Exercise materials:

▬▬▬▬▬▬

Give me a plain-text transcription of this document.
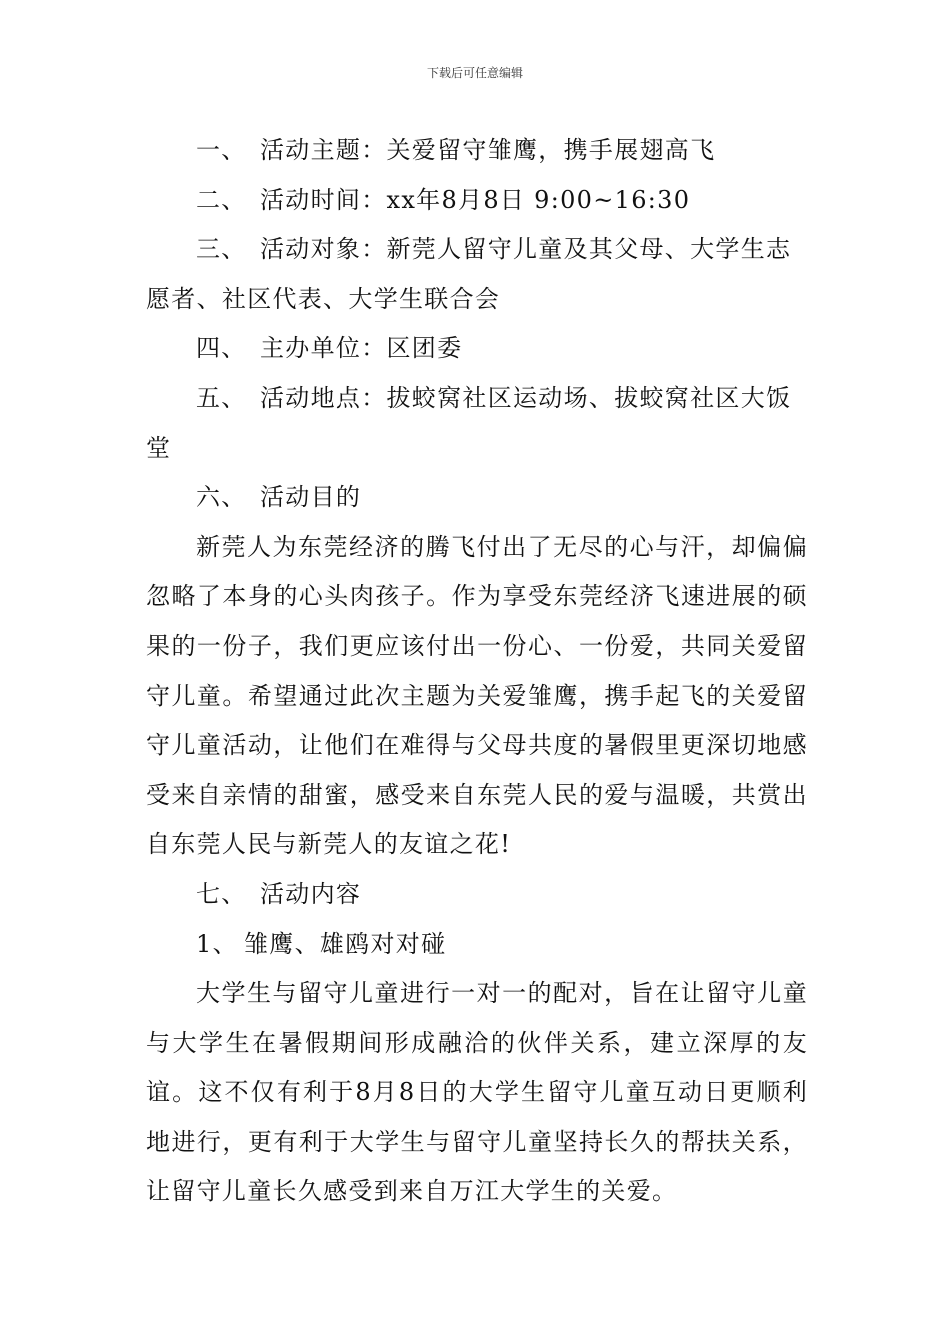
下载后可任意编辑
一、 活动主题：关爱留守雏鹰，携手展翅高飞
二、 活动时间：xx年8月8日 9:00~16:30
三、 活动对象：新莞人留守儿童及其父母、大学生志
愿者、社区代表、大学生联合会
四、 主办单位：区团委
五、 活动地点：拔蛟窝社区运动场、拔蛟窝社区大饭
堂
六、 活动目的

新莞人为东莞经济的腾飞付出了无尽的心与汗，却偏偏忽略了本身的心头肉孩子。作为享受东莞经济飞速进展的硕果的一份子，我们更应该付出一份心、一份爱，共同关爱留守儿童。希望通过此次主题为关爱雏鹰，携手起飞的关爱留守儿童活动，让他们在难得与父母共度的暑假里更深切地感受来自亲情的甜蜜，感受来自东莞人民的爱与温暖，共赏出自东莞人民与新莞人的友谊之花!

七、 活动内容
1、 雏鹰、雄鸥对对碰

大学生与留守儿童进行一对一的配对，旨在让留守儿童与大学生在暑假期间形成融洽的伙伴关系，建立深厚的友谊。这不仅有利于8月8日的大学生留守儿童互动日更顺利地进行，更有利于大学生与留守儿童坚持长久的帮扶关系，让留守儿童长久感受到来自万江大学生的关爱。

▬▬▬▬▬▬

Goal of the exercise: Set the data above down again exactly as given, with no pictures.

Result of the task:
Give me a plain-text transcription of this document.
下载后可任意编辑
一、 活动主题：关爱留守雏鹰，携手展翅高飞
二、 活动时间：xx年8月8日 9:00~16:30
三、 活动对象：新莞人留守儿童及其父母、大学生志
愿者、社区代表、大学生联合会
四、 主办单位：区团委
五、 活动地点：拔蛟窝社区运动场、拔蛟窝社区大饭
堂
六、 活动目的

新莞人为东莞经济的腾飞付出了无尽的心与汗，却偏偏忽略了本身的心头肉孩子。作为享受东莞经济飞速进展的硕果的一份子，我们更应该付出一份心、一份爱，共同关爱留守儿童。希望通过此次主题为关爱雏鹰，携手起飞的关爱留守儿童活动，让他们在难得与父母共度的暑假里更深切地感受来自亲情的甜蜜，感受来自东莞人民的爱与温暖，共赏出自东莞人民与新莞人的友谊之花!

七、 活动内容
1、 雏鹰、雄鸥对对碰

大学生与留守儿童进行一对一的配对，旨在让留守儿童与大学生在暑假期间形成融洽的伙伴关系，建立深厚的友谊。这不仅有利于8月8日的大学生留守儿童互动日更顺利地进行，更有利于大学生与留守儿童坚持长久的帮扶关系，让留守儿童长久感受到来自万江大学生的关爱。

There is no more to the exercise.